◆ DO THIS ◆
Retype the material that follows, keeping every word as it is.

◆ LISTING ◆
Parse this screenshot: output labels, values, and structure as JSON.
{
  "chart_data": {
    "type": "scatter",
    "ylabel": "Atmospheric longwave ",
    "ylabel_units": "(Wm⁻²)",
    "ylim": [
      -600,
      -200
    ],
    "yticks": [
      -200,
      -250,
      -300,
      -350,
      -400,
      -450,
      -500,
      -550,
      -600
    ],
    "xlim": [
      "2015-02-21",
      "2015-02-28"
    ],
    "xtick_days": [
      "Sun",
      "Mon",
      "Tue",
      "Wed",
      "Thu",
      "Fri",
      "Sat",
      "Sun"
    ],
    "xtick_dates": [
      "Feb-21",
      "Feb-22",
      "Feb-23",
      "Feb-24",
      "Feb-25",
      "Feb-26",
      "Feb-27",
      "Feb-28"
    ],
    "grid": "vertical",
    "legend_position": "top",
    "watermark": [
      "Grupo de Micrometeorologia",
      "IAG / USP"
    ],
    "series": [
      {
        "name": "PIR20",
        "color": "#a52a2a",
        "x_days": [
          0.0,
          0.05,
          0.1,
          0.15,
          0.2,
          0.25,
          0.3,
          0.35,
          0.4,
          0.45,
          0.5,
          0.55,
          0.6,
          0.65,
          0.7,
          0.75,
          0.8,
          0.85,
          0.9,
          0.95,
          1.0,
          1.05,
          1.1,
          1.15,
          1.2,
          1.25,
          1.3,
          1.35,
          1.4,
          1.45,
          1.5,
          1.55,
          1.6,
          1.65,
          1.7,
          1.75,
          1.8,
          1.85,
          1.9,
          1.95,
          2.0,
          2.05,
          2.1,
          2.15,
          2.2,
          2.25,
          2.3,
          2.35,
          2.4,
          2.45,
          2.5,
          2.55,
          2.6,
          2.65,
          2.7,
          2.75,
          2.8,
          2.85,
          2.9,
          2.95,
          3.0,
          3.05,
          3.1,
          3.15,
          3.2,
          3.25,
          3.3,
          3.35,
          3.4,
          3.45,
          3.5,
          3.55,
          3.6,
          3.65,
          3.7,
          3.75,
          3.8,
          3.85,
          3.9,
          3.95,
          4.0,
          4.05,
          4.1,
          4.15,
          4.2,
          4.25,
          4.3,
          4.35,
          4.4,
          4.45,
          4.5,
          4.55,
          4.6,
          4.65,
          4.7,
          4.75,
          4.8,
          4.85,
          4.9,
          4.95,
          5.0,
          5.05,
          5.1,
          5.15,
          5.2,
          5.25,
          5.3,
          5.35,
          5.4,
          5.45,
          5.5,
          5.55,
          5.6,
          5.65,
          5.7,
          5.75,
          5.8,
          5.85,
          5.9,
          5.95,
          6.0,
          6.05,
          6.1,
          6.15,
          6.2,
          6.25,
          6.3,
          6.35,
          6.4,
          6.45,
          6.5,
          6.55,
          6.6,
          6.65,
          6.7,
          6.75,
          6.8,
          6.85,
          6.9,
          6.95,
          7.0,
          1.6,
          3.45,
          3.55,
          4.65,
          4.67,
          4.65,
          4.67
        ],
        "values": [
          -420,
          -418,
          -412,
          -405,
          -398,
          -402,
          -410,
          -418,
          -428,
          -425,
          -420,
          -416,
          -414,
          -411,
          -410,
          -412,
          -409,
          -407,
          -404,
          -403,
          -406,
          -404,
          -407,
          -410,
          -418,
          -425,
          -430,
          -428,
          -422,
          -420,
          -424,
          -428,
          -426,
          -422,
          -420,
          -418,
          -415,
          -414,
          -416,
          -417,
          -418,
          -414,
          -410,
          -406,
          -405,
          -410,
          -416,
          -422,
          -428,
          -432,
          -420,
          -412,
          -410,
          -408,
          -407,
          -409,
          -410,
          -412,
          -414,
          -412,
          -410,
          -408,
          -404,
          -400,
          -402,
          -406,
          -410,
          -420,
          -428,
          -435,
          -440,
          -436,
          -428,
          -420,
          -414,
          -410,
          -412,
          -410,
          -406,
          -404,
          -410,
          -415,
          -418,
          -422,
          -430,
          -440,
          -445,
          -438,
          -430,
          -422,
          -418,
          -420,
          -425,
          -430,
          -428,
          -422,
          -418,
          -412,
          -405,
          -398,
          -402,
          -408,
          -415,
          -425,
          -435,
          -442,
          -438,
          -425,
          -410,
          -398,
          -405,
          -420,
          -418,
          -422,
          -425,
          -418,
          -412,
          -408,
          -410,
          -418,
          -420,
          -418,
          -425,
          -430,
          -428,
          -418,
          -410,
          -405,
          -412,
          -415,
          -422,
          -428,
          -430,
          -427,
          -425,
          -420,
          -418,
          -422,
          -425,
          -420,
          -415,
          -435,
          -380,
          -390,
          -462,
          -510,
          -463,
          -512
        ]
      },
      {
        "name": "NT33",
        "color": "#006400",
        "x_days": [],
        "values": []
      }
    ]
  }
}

◆ THE OUTPUT ◆
Parse this screenshot: output labels, values, and structure as JSON.
{
  "chart_data": {
    "type": "scatter",
    "ylabel": "Atmospheric longwave ",
    "ylabel_units": "(Wm⁻²)",
    "ylim": [
      -600,
      -200
    ],
    "yticks": [
      -200,
      -250,
      -300,
      -350,
      -400,
      -450,
      -500,
      -550,
      -600
    ],
    "xlim": [
      "2015-02-21",
      "2015-02-28"
    ],
    "xtick_days": [
      "Sun",
      "Mon",
      "Tue",
      "Wed",
      "Thu",
      "Fri",
      "Sat",
      "Sun"
    ],
    "xtick_dates": [
      "Feb-21",
      "Feb-22",
      "Feb-23",
      "Feb-24",
      "Feb-25",
      "Feb-26",
      "Feb-27",
      "Feb-28"
    ],
    "grid": "vertical",
    "legend_position": "top",
    "watermark": [
      "Grupo de Micrometeorologia",
      "IAG / USP"
    ],
    "series": [
      {
        "name": "PIR20",
        "color": "#a52a2a",
        "x_days": [
          0.0,
          0.05,
          0.1,
          0.15,
          0.2,
          0.25,
          0.3,
          0.35,
          0.4,
          0.45,
          0.5,
          0.55,
          0.6,
          0.65,
          0.7,
          0.75,
          0.8,
          0.85,
          0.9,
          0.95,
          1.0,
          1.05,
          1.1,
          1.15,
          1.2,
          1.25,
          1.3,
          1.35,
          1.4,
          1.45,
          1.5,
          1.55,
          1.6,
          1.65,
          1.7,
          1.75,
          1.8,
          1.85,
          1.9,
          1.95,
          2.0,
          2.05,
          2.1,
          2.15,
          2.2,
          2.25,
          2.3,
          2.35,
          2.4,
          2.45,
          2.5,
          2.55,
          2.6,
          2.65,
          2.7,
          2.75,
          2.8,
          2.85,
          2.9,
          2.95,
          3.0,
          3.05,
          3.1,
          3.15,
          3.2,
          3.25,
          3.3,
          3.35,
          3.4,
          3.45,
          3.5,
          3.55,
          3.6,
          3.65,
          3.7,
          3.75,
          3.8,
          3.85,
          3.9,
          3.95,
          4.0,
          4.05,
          4.1,
          4.15,
          4.2,
          4.25,
          4.3,
          4.35,
          4.4,
          4.45,
          4.5,
          4.55,
          4.6,
          4.65,
          4.7,
          4.75,
          4.8,
          4.85,
          4.9,
          4.95,
          5.0,
          5.05,
          5.1,
          5.15,
          5.2,
          5.25,
          5.3,
          5.35,
          5.4,
          5.45,
          5.5,
          5.55,
          5.6,
          5.65,
          5.7,
          5.75,
          5.8,
          5.85,
          5.9,
          5.95,
          6.0,
          6.05,
          6.1,
          6.15,
          6.2,
          6.25,
          6.3,
          6.35,
          6.4,
          6.45,
          6.5,
          6.55,
          6.6,
          6.65,
          6.7,
          6.75,
          6.8,
          6.85,
          6.9,
          6.95,
          7.0,
          1.6,
          3.45,
          3.55,
          4.65,
          4.67,
          4.65,
          4.67
        ],
        "values": [
          -420,
          -418,
          -412,
          -405,
          -398,
          -402,
          -410,
          -418,
          -428,
          -425,
          -420,
          -416,
          -414,
          -411,
          -410,
          -412,
          -409,
          -407,
          -404,
          -403,
          -406,
          -404,
          -407,
          -410,
          -418,
          -425,
          -430,
          -428,
          -422,
          -420,
          -424,
          -428,
          -426,
          -422,
          -420,
          -418,
          -415,
          -414,
          -416,
          -417,
          -418,
          -414,
          -410,
          -406,
          -405,
          -410,
          -416,
          -422,
          -428,
          -432,
          -420,
          -412,
          -410,
          -408,
          -407,
          -409,
          -410,
          -412,
          -414,
          -412,
          -410,
          -408,
          -404,
          -400,
          -402,
          -406,
          -410,
          -420,
          -428,
          -435,
          -440,
          -436,
          -428,
          -420,
          -414,
          -410,
          -412,
          -410,
          -406,
          -404,
          -410,
          -415,
          -418,
          -422,
          -430,
          -440,
          -445,
          -438,
          -430,
          -422,
          -418,
          -420,
          -425,
          -430,
          -428,
          -422,
          -418,
          -412,
          -405,
          -398,
          -402,
          -408,
          -415,
          -425,
          -435,
          -442,
          -438,
          -425,
          -410,
          -398,
          -405,
          -420,
          -418,
          -422,
          -425,
          -418,
          -412,
          -408,
          -410,
          -418,
          -420,
          -418,
          -425,
          -430,
          -428,
          -418,
          -410,
          -405,
          -412,
          -415,
          -422,
          -428,
          -430,
          -427,
          -425,
          -420,
          -418,
          -422,
          -425,
          -420,
          -415,
          -435,
          -380,
          -390,
          -462,
          -510,
          -463,
          -512
        ]
      },
      {
        "name": "NT33",
        "color": "#006400",
        "x_days": [],
        "values": []
      }
    ]
  }
}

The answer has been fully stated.